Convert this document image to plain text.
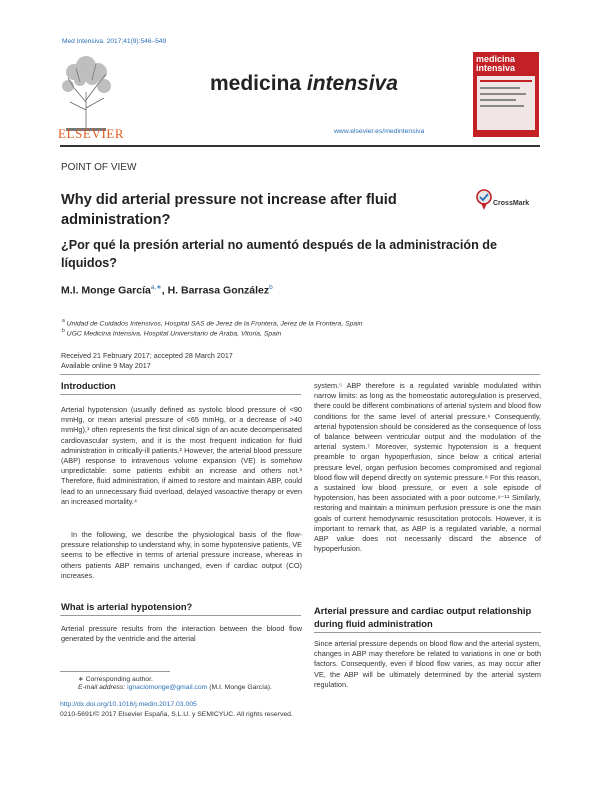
Med Intensiva. 2017;41(9):546–549
ELSEVIER
medicina intensiva
www.elsevier.es/medintensiva
medicina intensiva
POINT OF VIEW
Why did arterial pressure not increase after fluid administration?
CrossMark
¿Por qué la presión arterial no aumentó después de la administración de líquidos?
M.I. Monge García$^{a,∗}$, H. Barrasa González$^b$
$^a$ Unidad de Cuidados Intensivos, Hospital SAS de Jerez de la Frontera, Jerez de la Frontera, Spain
$^b$ UGC Medicina Intensiva, Hospital Universitario de Araba, Vitoria, Spain
Received 21 February 2017; accepted 28 March 2017
Available online 9 May 2017
Introduction
Arterial hypotension (usually defined as systolic blood pressure of <90 mmHg, or mean arterial pressure of <65 mmHg, or a decrease of >40 mmHg),¹ often represents the first clinical sign of an acute decompensated cardiovascular system, and it is the most frequent indication for fluid administration in critically-ill patients.² However, the arterial blood pressure (ABP) response to intravenous volume expansion (VE) is somehow unpredictable: some patients exhibit an increase and others not.³ Therefore, fluid administration, if aimed to restore and maintain ABP, could lead to an unnecessary fluid overload, delayed vasoactive therapy or even an increased mortality.⁴
In the following, we describe the physiological basis of the flow-pressure relationship to understand why, in some hypotensive patients, VE seems to be effective in terms of arterial pressure increase, whereas in others patients ABP remains unchanged, even if cardiac output (CO) increases.
What is arterial hypotension?
Arterial pressure results from the interaction between the blood flow generated by the ventricle and the arterial
system.⁵ ABP therefore is a regulated variable modulated within narrow limits: as long as the homeostatic autoregulation is preserved, there could be different combinations of arterial system and blood flow conditions for the same level of arterial pressure.⁶ Consequently, arterial hypotension should be considered as the consequence of loss of balance between ventricular output and the modulation of the arterial system.⁷ Moreover, systemic hypotension is a frequent preamble to organ hypoperfusion, since below a critical arterial pressure level, organ perfusion becomes compromised and regional blood flow will depend directly on systemic pressure.⁸ For this reason, a sustained low blood pressure, or even a sole episode of hypotension, has been associated with a poor outcome.⁹⁻¹¹ Similarly, restoring and maintain a minimum perfusion pressure is one the main goals of current hemodynamic resuscitation protocols. However, it is important to remark that, as ABP is a regulated variable, a normal ABP value does not necessarily discard the absence of hypoperfusion.
Arterial pressure and cardiac output relationship during fluid administration
Since arterial pressure depends on blood flow and the arterial system, changes in ABP may therefore be related to variations in one or both factors. Consequently, even if blood flow varies, as may occur after VE, the ABP will be ultimately determined by the arterial system regulation.
∗ Corresponding author.
E-mail address: ignaciomonge@gmail.com (M.I. Monge García).
http://dx.doi.org/10.1016/j.medin.2017.03.005
0210-5691/© 2017 Elsevier España, S.L.U. y SEMICYUC. All rights reserved.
■ ■ ■ ■ ■
**WORK TO BE COMPLETED**: Write out the records word for word. Pictures stay out.

**RESPONSE AREA**:
Convert this document image to plain text.
Med Intensiva. 2017;41(9):546–549
ELSEVIER
medicina intensiva
www.elsevier.es/medintensiva
medicina intensiva
POINT OF VIEW
Why did arterial pressure not increase after fluid administration?
CrossMark
¿Por qué la presión arterial no aumentó después de la administración de líquidos?
M.I. Monge García$^{a,∗}$, H. Barrasa González$^b$
$^a$ Unidad de Cuidados Intensivos, Hospital SAS de Jerez de la Frontera, Jerez de la Frontera, Spain
$^b$ UGC Medicina Intensiva, Hospital Universitario de Araba, Vitoria, Spain
Received 21 February 2017; accepted 28 March 2017
Available online 9 May 2017
Introduction
Arterial hypotension (usually defined as systolic blood pressure of <90 mmHg, or mean arterial pressure of <65 mmHg, or a decrease of >40 mmHg),¹ often represents the first clinical sign of an acute decompensated cardiovascular system, and it is the most frequent indication for fluid administration in critically-ill patients.² However, the arterial blood pressure (ABP) response to intravenous volume expansion (VE) is somehow unpredictable: some patients exhibit an increase and others not.³ Therefore, fluid administration, if aimed to restore and maintain ABP, could lead to an unnecessary fluid overload, delayed vasoactive therapy or even an increased mortality.⁴
In the following, we describe the physiological basis of the flow-pressure relationship to understand why, in some hypotensive patients, VE seems to be effective in terms of arterial pressure increase, whereas in others patients ABP remains unchanged, even if cardiac output (CO) increases.
What is arterial hypotension?
Arterial pressure results from the interaction between the blood flow generated by the ventricle and the arterial
system.⁵ ABP therefore is a regulated variable modulated within narrow limits: as long as the homeostatic autoregulation is preserved, there could be different combinations of arterial system and blood flow conditions for the same level of arterial pressure.⁶ Consequently, arterial hypotension should be considered as the consequence of loss of balance between ventricular output and the modulation of the arterial system.⁷ Moreover, systemic hypotension is a frequent preamble to organ hypoperfusion, since below a critical arterial pressure level, organ perfusion becomes compromised and regional blood flow will depend directly on systemic pressure.⁸ For this reason, a sustained low blood pressure, or even a sole episode of hypotension, has been associated with a poor outcome.⁹⁻¹¹ Similarly, restoring and maintain a minimum perfusion pressure is one the main goals of current hemodynamic resuscitation protocols. However, it is important to remark that, as ABP is a regulated variable, a normal ABP value does not necessarily discard the absence of hypoperfusion.
Arterial pressure and cardiac output relationship during fluid administration
Since arterial pressure depends on blood flow and the arterial system, changes in ABP may therefore be related to variations in one or both factors. Consequently, even if blood flow varies, as may occur after VE, the ABP will be ultimately determined by the arterial system regulation.
∗ Corresponding author.
E-mail address: ignaciomonge@gmail.com (M.I. Monge García).
http://dx.doi.org/10.1016/j.medin.2017.03.005
0210-5691/© 2017 Elsevier España, S.L.U. y SEMICYUC. All rights reserved.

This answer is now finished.